__What is needed__
Provide an exact copy of the data, excluding the images.

☆ ☆ ☆

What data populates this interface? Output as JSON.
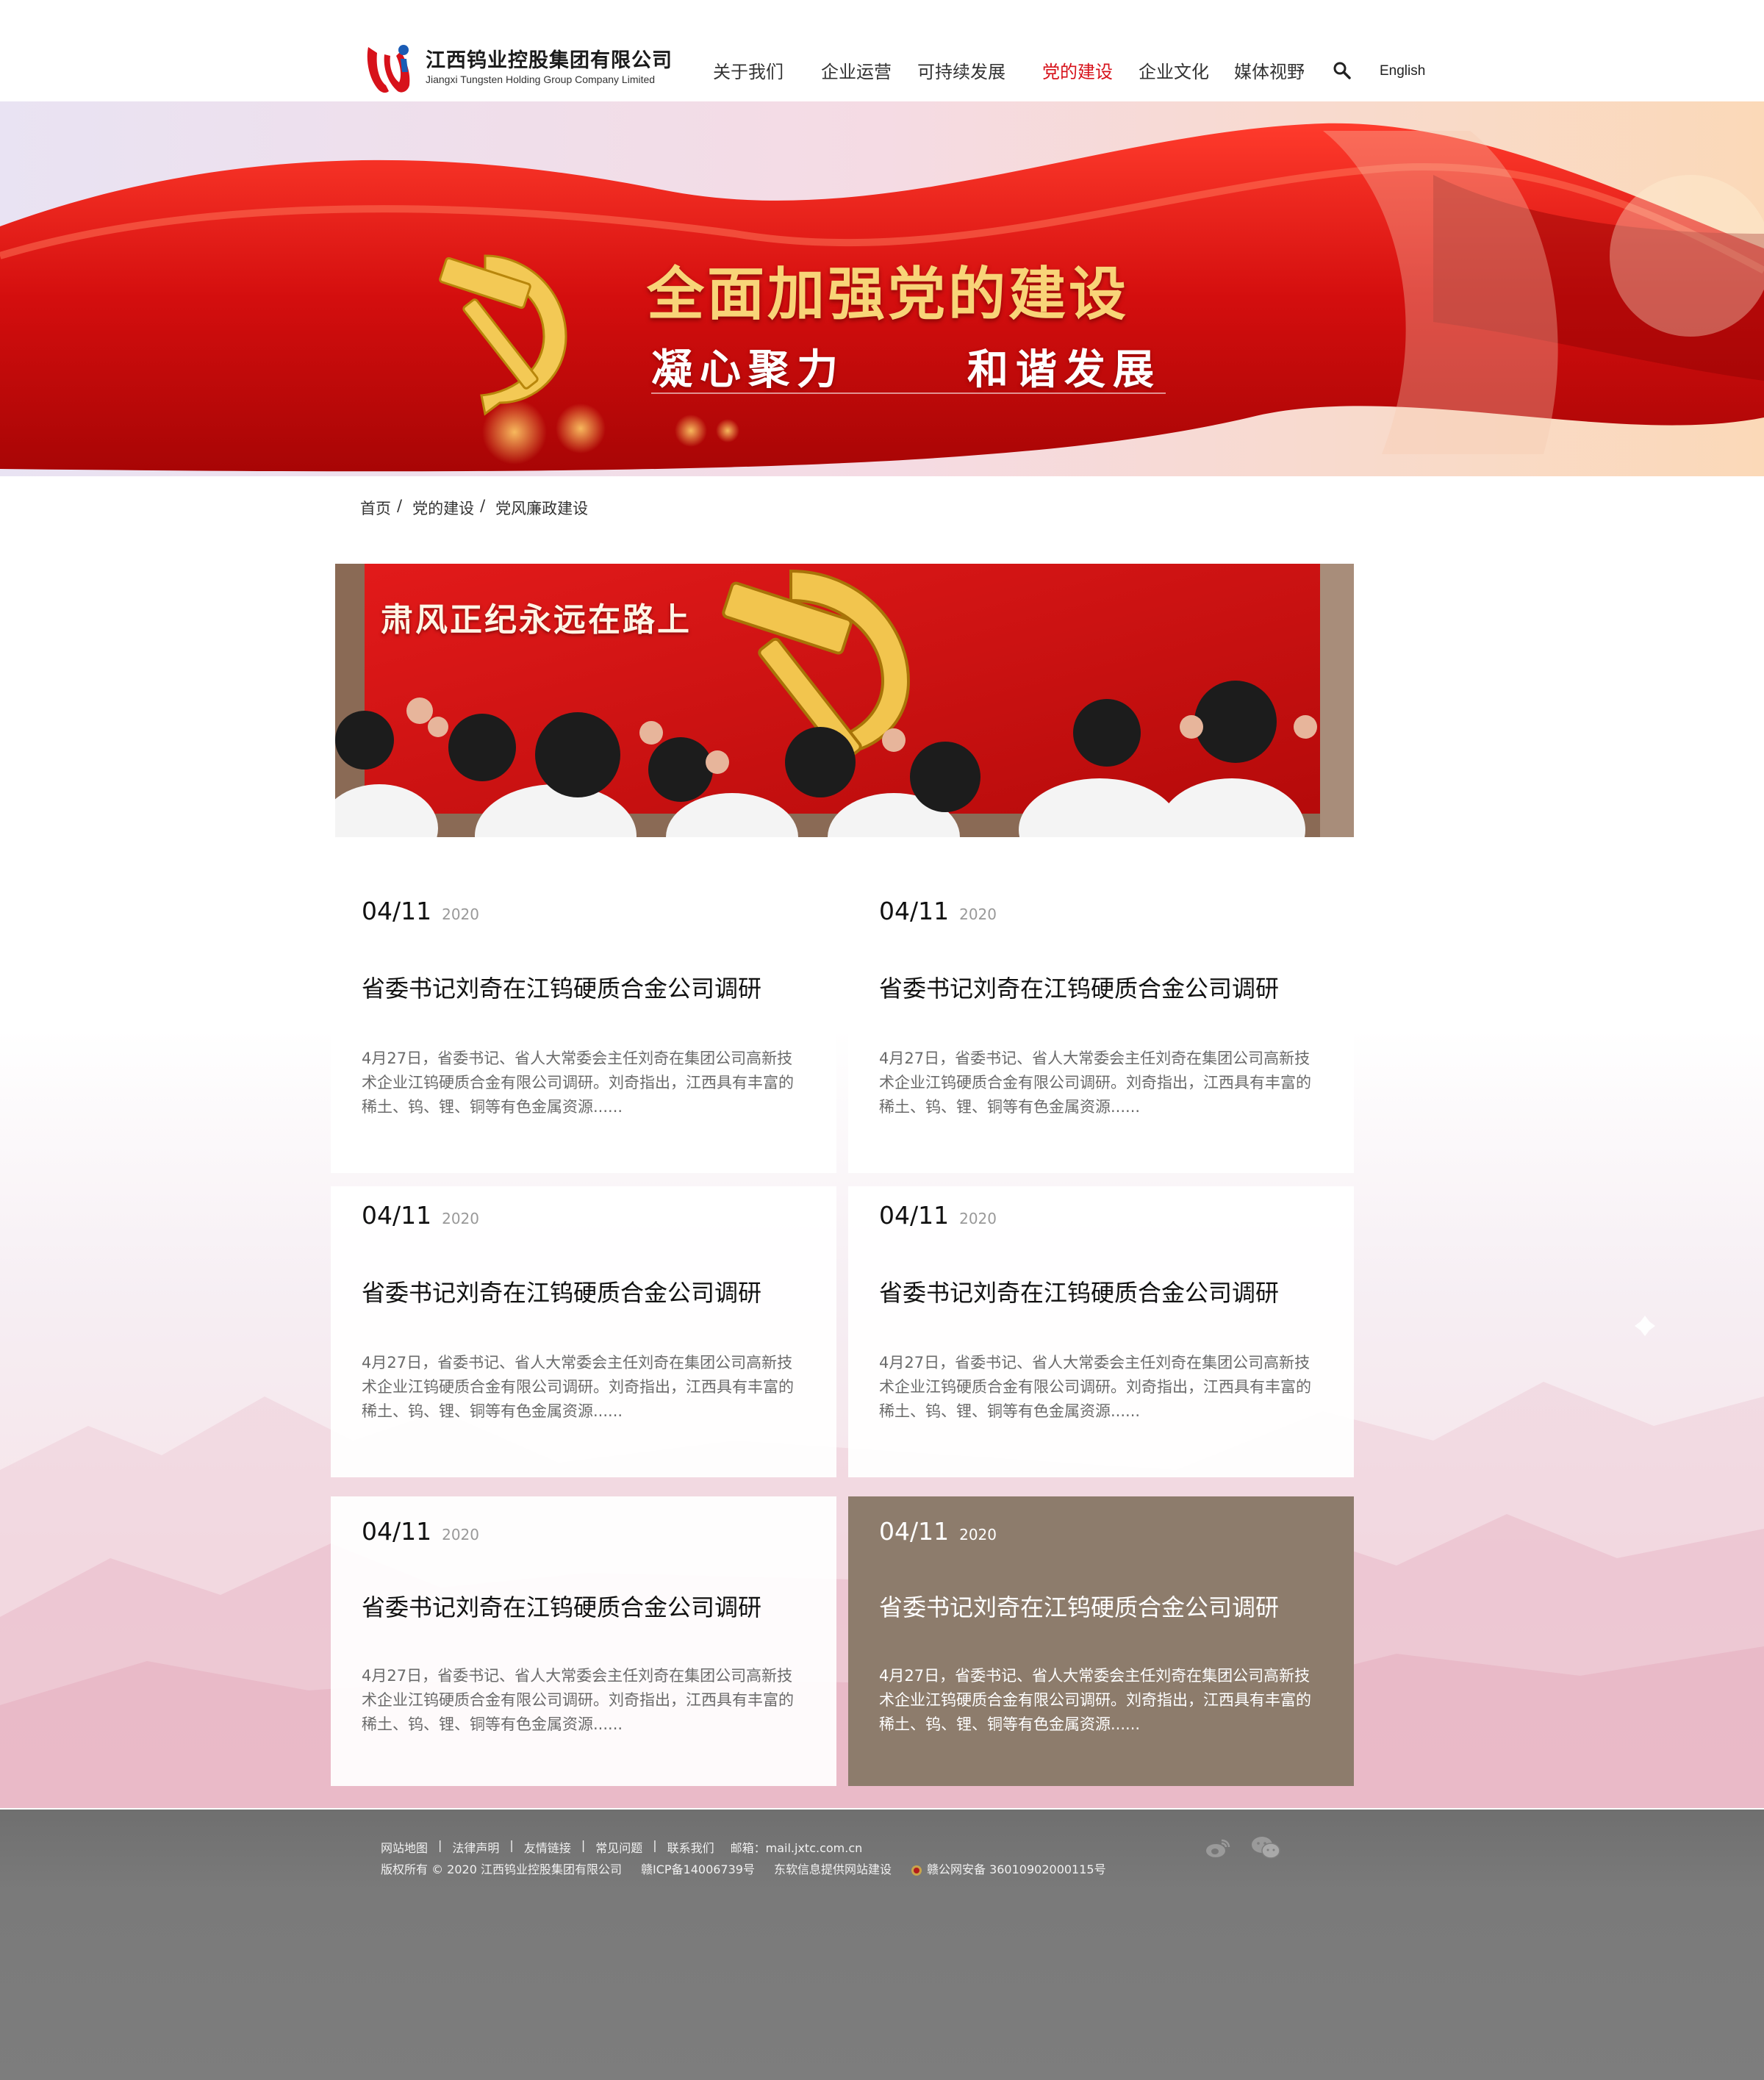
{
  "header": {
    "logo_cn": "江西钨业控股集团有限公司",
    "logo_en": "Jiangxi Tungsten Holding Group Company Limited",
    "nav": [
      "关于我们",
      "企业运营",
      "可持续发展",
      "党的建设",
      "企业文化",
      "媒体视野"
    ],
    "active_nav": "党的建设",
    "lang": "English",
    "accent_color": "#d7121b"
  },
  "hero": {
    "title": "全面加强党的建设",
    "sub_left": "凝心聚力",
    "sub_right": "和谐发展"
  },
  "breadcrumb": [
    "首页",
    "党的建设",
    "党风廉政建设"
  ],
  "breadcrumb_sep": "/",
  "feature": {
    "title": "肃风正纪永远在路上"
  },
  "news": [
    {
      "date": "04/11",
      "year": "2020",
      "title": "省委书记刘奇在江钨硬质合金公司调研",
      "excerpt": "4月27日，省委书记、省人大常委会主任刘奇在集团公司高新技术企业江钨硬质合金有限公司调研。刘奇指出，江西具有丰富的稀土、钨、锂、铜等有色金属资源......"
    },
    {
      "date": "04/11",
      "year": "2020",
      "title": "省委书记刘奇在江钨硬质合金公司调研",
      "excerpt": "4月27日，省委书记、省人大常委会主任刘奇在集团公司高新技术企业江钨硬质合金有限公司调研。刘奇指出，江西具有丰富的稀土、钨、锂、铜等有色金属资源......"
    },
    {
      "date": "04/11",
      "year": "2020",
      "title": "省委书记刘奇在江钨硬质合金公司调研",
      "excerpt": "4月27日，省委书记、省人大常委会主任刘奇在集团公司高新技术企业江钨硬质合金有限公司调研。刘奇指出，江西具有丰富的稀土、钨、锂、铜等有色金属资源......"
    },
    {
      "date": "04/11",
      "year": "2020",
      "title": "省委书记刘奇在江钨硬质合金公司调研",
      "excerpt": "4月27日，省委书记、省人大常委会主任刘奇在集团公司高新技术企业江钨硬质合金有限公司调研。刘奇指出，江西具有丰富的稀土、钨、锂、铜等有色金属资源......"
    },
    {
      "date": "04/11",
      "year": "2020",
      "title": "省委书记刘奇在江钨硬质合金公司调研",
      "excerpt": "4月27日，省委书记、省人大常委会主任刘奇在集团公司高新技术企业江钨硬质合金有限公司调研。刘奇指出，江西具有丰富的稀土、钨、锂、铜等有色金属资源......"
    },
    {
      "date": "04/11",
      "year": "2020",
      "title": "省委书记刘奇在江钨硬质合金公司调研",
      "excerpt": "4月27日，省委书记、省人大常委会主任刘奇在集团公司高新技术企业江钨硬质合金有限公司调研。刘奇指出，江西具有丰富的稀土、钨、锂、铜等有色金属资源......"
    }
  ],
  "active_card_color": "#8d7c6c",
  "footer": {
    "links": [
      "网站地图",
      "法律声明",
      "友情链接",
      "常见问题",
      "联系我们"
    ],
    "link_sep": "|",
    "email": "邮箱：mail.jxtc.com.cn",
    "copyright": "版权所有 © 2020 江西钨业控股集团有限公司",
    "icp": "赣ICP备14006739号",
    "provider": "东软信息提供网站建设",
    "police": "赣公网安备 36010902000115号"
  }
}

☆ ☆ ☆

__Written answer__
What data populates this interface? Output as JSON.
{
  "header": {
    "logo_cn": "江西钨业控股集团有限公司",
    "logo_en": "Jiangxi Tungsten Holding Group Company Limited",
    "nav": [
      "关于我们",
      "企业运营",
      "可持续发展",
      "党的建设",
      "企业文化",
      "媒体视野"
    ],
    "active_nav": "党的建设",
    "lang": "English",
    "accent_color": "#d7121b"
  },
  "hero": {
    "title": "全面加强党的建设",
    "sub_left": "凝心聚力",
    "sub_right": "和谐发展"
  },
  "breadcrumb": [
    "首页",
    "党的建设",
    "党风廉政建设"
  ],
  "breadcrumb_sep": "/",
  "feature": {
    "title": "肃风正纪永远在路上"
  },
  "news": [
    {
      "date": "04/11",
      "year": "2020",
      "title": "省委书记刘奇在江钨硬质合金公司调研",
      "excerpt": "4月27日，省委书记、省人大常委会主任刘奇在集团公司高新技术企业江钨硬质合金有限公司调研。刘奇指出，江西具有丰富的稀土、钨、锂、铜等有色金属资源......"
    },
    {
      "date": "04/11",
      "year": "2020",
      "title": "省委书记刘奇在江钨硬质合金公司调研",
      "excerpt": "4月27日，省委书记、省人大常委会主任刘奇在集团公司高新技术企业江钨硬质合金有限公司调研。刘奇指出，江西具有丰富的稀土、钨、锂、铜等有色金属资源......"
    },
    {
      "date": "04/11",
      "year": "2020",
      "title": "省委书记刘奇在江钨硬质合金公司调研",
      "excerpt": "4月27日，省委书记、省人大常委会主任刘奇在集团公司高新技术企业江钨硬质合金有限公司调研。刘奇指出，江西具有丰富的稀土、钨、锂、铜等有色金属资源......"
    },
    {
      "date": "04/11",
      "year": "2020",
      "title": "省委书记刘奇在江钨硬质合金公司调研",
      "excerpt": "4月27日，省委书记、省人大常委会主任刘奇在集团公司高新技术企业江钨硬质合金有限公司调研。刘奇指出，江西具有丰富的稀土、钨、锂、铜等有色金属资源......"
    },
    {
      "date": "04/11",
      "year": "2020",
      "title": "省委书记刘奇在江钨硬质合金公司调研",
      "excerpt": "4月27日，省委书记、省人大常委会主任刘奇在集团公司高新技术企业江钨硬质合金有限公司调研。刘奇指出，江西具有丰富的稀土、钨、锂、铜等有色金属资源......"
    },
    {
      "date": "04/11",
      "year": "2020",
      "title": "省委书记刘奇在江钨硬质合金公司调研",
      "excerpt": "4月27日，省委书记、省人大常委会主任刘奇在集团公司高新技术企业江钨硬质合金有限公司调研。刘奇指出，江西具有丰富的稀土、钨、锂、铜等有色金属资源......"
    }
  ],
  "active_card_color": "#8d7c6c",
  "footer": {
    "links": [
      "网站地图",
      "法律声明",
      "友情链接",
      "常见问题",
      "联系我们"
    ],
    "link_sep": "|",
    "email": "邮箱：mail.jxtc.com.cn",
    "copyright": "版权所有 © 2020 江西钨业控股集团有限公司",
    "icp": "赣ICP备14006739号",
    "provider": "东软信息提供网站建设",
    "police": "赣公网安备 36010902000115号"
  }
}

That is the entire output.